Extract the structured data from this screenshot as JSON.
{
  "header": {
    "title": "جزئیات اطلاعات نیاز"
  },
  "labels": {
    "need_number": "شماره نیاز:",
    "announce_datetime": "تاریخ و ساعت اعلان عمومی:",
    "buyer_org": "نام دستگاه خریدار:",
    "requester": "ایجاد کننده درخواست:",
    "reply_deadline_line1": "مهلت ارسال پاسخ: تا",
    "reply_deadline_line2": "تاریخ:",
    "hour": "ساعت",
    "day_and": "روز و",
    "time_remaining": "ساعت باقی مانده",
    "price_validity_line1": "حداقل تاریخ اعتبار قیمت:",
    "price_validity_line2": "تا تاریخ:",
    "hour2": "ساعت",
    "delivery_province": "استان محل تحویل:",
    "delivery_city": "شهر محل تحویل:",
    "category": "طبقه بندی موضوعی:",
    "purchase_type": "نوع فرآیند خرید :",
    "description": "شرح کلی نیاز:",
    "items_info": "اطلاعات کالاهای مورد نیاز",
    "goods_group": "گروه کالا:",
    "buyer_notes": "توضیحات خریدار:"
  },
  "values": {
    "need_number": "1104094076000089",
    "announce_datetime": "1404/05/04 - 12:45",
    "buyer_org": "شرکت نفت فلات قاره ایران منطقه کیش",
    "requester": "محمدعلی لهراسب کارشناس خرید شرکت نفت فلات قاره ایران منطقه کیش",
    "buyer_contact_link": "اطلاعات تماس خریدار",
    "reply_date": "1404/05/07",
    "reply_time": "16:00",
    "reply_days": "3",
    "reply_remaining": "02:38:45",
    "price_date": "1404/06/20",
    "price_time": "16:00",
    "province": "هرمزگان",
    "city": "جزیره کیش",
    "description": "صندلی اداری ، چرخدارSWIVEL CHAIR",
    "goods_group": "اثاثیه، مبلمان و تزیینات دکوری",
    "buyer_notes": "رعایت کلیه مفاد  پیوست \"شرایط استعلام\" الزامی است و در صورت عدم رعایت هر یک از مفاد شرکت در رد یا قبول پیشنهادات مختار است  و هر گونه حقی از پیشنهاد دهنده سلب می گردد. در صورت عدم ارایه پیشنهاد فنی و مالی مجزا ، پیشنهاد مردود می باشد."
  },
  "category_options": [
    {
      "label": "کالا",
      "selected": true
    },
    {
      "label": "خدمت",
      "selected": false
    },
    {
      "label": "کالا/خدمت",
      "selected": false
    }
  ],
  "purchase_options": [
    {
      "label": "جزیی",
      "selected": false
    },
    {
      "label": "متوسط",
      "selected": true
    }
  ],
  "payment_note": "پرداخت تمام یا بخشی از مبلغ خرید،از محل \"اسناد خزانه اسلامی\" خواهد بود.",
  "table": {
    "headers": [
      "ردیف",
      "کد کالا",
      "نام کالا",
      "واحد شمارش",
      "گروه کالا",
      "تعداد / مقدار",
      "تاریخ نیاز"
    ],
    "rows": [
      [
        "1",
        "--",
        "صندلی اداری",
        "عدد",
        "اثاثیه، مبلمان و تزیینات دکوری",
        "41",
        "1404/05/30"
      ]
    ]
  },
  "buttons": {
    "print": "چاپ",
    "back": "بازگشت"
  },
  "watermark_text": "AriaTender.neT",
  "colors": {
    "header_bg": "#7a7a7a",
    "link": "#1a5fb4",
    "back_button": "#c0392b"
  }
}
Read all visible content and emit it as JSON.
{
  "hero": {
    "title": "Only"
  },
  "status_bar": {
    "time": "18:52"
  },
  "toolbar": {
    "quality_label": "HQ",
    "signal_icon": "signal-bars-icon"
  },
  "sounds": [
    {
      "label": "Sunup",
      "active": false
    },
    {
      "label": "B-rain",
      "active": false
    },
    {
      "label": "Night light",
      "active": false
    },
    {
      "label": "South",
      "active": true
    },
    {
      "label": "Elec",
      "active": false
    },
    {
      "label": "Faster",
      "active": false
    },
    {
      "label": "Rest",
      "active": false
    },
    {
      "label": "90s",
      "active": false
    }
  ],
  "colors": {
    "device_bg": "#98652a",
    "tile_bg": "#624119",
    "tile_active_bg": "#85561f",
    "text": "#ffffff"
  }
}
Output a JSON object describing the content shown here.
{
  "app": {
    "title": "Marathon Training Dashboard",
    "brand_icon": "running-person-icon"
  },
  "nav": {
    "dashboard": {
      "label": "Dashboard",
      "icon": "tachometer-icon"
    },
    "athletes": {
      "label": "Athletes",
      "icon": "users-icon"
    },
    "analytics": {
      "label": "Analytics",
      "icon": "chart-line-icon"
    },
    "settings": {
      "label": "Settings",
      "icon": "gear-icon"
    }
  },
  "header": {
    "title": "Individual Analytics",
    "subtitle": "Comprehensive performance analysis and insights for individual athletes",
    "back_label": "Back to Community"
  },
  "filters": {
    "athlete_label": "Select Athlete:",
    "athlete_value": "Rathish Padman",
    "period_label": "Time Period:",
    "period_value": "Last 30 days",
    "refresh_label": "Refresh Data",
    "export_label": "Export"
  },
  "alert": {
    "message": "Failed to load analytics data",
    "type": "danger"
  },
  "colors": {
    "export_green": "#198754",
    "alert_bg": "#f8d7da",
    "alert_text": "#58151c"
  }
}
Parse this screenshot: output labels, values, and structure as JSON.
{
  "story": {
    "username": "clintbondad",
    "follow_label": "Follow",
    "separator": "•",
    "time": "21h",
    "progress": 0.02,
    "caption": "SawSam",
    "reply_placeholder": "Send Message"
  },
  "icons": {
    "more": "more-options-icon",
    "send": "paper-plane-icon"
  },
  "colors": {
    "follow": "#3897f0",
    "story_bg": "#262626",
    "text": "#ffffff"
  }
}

* [DESCRIPTION OF THE TASK]: Copy every line above that includes the string "labels".

* [SOLUTION TO THE PROBLEM]:
  "labels": {
Parse this screenshot: output labels, values, and structure as JSON.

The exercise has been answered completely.